* [EXTRACT TO READ]
DISEASES OF THE AORTA

Mark A. Creager Joseph Loscalzo

The aorta is the conduit through which blood ejected from the left ventricle is delivered to the systemic arterial bed. In adults, its diameter is approximately 3 cm at the origin and in the ascending portion, 2.5 cm in the descending portion in the thorax, and 1.8–2 cm in the abdomen. The aortic wall consists of a thin intima composed of endothelium, subendothelial connective tissue, and an internal elastic lamina; a thick tunica media composed of smooth-muscle cells and extracellular matrix; and an adventitia composed primarily of connective tissue enclosing the vasa vasorum and nervi vascularis. In addition to the conduit function of the aorta, its viscoelastic and compliant properties serve a buffering function. The aorta is distended during systole to allow a portion of the stroke volume and elastic energy to be stored, and it recoils during diastole so that blood continues to flow to the periphery. Because of its continuous exposure to high pulsatile pressure and shear stress, the aorta is particularly prone to injury and disease resulting from mechanical trauma. The aorta is also more prone to rupture than is any other vessel, especially with the development of aneurysmal dilation, since its wall tension, as governed by Laplace’s law (i.e., proportional to the product of pressure and radius), will be increased.

CONGENITAL ANOMALIES OF THE AORTA

Congenital anomalies of the aorta usually involve the aortic arch and its branches. Symptoms such as dysphagia, stridor, and cough may occur if an anomaly causes a ring around or otherwise compresses the esophagus or trachea. Anomalies associated with symptoms include double aortic arch, origin of the right subclavian artery distal to the left subclavian artery, and right-sided aortic arch with an aberrant left subclavian artery. A Kommerell’s diverticulum is an anatomic remnant of a right aortic arch. Most congenital anomalies of the aorta do not cause symptoms and are detected during catheter-based procedures. The diagnosis of suspected congenital anomalies of the aorta typically is confirmed by computed tomographic (CT) or magnetic resonance (MR) angiography. Surgery is used to treat symptomatic anomalies.

* [TASK PROMPT] Quote the passage on diseases of the aorta word for word, from "Congenital anomalies of the aorta usually" up to and including "treat symptomatic anomalies.". The listing is separate material, unrelated to the passage on diseases of the aorta.

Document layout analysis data
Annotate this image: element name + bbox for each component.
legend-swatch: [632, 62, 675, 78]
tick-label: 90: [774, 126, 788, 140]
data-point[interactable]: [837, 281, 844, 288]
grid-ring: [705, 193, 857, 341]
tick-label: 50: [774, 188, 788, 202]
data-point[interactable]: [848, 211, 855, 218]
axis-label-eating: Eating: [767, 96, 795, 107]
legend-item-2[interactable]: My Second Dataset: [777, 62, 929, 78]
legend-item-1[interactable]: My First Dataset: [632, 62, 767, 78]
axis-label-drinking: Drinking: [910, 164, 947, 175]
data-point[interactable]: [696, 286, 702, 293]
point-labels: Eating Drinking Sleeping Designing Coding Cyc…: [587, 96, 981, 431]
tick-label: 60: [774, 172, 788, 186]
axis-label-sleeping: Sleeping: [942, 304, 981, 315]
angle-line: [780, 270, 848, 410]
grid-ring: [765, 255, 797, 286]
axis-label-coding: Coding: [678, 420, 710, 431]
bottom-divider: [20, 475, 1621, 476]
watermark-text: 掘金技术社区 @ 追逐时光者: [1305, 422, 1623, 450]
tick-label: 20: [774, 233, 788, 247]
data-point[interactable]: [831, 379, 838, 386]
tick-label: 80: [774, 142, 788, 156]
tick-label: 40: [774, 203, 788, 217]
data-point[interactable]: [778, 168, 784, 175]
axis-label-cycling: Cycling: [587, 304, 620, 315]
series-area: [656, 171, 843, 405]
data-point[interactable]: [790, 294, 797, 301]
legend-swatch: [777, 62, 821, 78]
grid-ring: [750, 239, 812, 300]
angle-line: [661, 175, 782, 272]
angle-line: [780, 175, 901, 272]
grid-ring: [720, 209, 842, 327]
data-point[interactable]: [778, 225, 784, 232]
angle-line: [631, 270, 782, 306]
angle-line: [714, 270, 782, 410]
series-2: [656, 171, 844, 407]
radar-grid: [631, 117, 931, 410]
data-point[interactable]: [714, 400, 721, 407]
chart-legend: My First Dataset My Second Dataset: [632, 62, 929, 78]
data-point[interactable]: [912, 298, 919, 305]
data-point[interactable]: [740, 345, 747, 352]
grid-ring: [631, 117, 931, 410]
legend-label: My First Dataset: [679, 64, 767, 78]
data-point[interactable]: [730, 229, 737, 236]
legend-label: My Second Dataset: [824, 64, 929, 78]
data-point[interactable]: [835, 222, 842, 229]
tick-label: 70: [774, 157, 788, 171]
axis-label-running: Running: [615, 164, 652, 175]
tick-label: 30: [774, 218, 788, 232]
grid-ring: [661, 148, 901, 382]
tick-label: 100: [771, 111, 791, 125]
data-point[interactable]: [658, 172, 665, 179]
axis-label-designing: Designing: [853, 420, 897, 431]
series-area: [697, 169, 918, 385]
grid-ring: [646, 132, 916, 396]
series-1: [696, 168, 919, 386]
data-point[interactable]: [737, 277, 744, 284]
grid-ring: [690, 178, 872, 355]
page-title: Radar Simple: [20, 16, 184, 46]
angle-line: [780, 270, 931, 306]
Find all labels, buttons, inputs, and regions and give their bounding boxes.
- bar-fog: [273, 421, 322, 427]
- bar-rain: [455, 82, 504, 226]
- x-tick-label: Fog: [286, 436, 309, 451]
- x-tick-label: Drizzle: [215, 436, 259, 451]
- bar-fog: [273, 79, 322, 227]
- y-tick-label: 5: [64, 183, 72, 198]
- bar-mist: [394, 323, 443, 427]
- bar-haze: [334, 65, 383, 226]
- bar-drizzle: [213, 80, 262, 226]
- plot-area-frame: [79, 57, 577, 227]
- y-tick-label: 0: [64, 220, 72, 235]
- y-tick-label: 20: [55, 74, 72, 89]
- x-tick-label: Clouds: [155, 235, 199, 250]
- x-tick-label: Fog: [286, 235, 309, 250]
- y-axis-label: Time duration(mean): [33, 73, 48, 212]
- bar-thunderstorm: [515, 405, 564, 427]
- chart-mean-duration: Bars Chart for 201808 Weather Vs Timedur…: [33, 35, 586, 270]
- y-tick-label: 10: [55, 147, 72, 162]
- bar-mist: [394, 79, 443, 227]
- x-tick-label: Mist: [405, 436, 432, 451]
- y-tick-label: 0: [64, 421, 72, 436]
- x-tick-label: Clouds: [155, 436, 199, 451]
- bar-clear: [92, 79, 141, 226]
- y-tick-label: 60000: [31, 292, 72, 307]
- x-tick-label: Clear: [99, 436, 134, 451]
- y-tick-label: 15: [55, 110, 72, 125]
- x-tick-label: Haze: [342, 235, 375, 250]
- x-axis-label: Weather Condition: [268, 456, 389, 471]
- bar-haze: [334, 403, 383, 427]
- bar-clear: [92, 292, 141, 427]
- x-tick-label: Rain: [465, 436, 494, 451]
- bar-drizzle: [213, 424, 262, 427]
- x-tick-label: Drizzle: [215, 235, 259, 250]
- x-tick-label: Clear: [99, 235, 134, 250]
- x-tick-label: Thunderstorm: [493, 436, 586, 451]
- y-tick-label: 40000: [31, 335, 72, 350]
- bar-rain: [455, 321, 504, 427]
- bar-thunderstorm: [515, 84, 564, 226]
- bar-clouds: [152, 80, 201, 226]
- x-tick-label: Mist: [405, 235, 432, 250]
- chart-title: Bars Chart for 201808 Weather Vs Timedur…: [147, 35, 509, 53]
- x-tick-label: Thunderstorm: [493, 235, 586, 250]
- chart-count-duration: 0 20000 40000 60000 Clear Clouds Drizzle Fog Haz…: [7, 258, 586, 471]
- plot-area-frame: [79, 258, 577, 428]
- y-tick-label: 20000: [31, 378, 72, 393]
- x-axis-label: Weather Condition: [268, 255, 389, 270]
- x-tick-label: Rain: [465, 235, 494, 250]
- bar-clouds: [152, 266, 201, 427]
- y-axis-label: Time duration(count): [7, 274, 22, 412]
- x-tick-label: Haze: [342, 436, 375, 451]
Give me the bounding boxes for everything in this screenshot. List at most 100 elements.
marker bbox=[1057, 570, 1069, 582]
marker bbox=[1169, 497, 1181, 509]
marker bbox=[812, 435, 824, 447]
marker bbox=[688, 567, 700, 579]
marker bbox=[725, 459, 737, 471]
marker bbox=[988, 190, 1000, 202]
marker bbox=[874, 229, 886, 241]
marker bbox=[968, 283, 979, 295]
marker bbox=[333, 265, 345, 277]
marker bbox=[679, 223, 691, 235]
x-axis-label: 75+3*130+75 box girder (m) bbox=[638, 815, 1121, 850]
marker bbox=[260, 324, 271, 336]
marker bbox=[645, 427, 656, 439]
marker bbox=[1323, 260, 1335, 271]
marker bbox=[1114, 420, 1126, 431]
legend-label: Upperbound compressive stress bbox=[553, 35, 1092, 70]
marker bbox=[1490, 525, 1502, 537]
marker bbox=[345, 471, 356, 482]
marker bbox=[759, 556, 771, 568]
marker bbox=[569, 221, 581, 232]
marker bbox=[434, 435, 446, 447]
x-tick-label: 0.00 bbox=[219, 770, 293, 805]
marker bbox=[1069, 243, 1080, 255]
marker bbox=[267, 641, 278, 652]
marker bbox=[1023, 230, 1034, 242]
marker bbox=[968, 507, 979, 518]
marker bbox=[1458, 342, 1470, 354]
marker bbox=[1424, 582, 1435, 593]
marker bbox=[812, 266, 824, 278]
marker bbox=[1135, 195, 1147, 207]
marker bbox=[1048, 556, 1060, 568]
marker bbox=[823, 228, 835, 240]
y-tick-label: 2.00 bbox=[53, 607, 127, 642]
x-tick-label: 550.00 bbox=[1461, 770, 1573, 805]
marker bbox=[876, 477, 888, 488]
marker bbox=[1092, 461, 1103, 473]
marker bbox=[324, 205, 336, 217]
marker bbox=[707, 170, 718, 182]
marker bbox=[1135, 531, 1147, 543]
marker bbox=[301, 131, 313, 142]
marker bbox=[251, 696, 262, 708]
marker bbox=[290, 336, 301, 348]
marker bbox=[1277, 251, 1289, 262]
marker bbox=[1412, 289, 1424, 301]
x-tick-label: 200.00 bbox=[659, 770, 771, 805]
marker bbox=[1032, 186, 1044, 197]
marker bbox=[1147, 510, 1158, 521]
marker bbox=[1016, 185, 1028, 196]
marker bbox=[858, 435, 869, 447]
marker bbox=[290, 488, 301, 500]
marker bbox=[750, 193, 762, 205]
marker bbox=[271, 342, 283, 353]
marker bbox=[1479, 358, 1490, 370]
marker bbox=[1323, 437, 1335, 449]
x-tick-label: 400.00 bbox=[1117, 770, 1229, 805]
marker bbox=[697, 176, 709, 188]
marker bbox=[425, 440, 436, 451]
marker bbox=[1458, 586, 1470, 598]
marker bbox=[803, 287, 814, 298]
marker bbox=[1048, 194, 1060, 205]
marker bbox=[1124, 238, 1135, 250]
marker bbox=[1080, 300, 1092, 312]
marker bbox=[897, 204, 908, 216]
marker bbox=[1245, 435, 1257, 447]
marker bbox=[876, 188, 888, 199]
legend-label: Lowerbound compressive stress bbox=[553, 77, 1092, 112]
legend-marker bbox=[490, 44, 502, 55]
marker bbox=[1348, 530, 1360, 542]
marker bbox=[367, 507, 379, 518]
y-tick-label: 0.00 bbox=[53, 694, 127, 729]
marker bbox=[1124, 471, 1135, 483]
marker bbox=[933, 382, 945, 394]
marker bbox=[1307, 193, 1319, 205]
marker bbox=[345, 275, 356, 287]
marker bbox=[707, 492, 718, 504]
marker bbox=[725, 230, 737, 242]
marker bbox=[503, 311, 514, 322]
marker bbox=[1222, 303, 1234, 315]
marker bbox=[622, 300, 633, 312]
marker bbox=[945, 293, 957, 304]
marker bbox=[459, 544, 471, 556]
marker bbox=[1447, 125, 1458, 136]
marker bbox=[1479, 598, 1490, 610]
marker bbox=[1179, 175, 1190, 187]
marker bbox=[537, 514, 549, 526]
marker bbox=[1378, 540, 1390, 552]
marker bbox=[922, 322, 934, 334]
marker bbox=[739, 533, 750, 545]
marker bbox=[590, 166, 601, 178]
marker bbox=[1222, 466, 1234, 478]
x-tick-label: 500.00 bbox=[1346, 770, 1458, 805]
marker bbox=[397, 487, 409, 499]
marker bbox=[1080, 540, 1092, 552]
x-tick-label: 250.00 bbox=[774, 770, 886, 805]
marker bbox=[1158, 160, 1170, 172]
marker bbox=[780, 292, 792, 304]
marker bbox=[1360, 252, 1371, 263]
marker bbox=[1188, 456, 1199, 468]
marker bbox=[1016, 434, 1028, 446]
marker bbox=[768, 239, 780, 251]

* [SOLUTION FOR THIS PROBLEM]
Congenital anomalies of the aorta usually involve the aortic arch and its branches. Symptoms such as dysphagia, stridor, and cough may occur if an anomaly causes a ring around or otherwise compresses the esophagus or trachea. Anomalies associated with symptoms include double aortic arch, origin of the right subclavian artery distal to the left subclavian artery, and right-sided aortic arch with an aberrant left subclavian artery. A Kommerell’s diverticulum is an anatomic remnant of a right aortic arch. Most congenital anomalies of the aorta do not cause symptoms and are detected during catheter-based procedures. The diagnosis of suspected congenital anomalies of the aorta typically is confirmed by computed tomographic (CT) or magnetic resonance (MR) angiography. Surgery is used to treat symptomatic anomalies.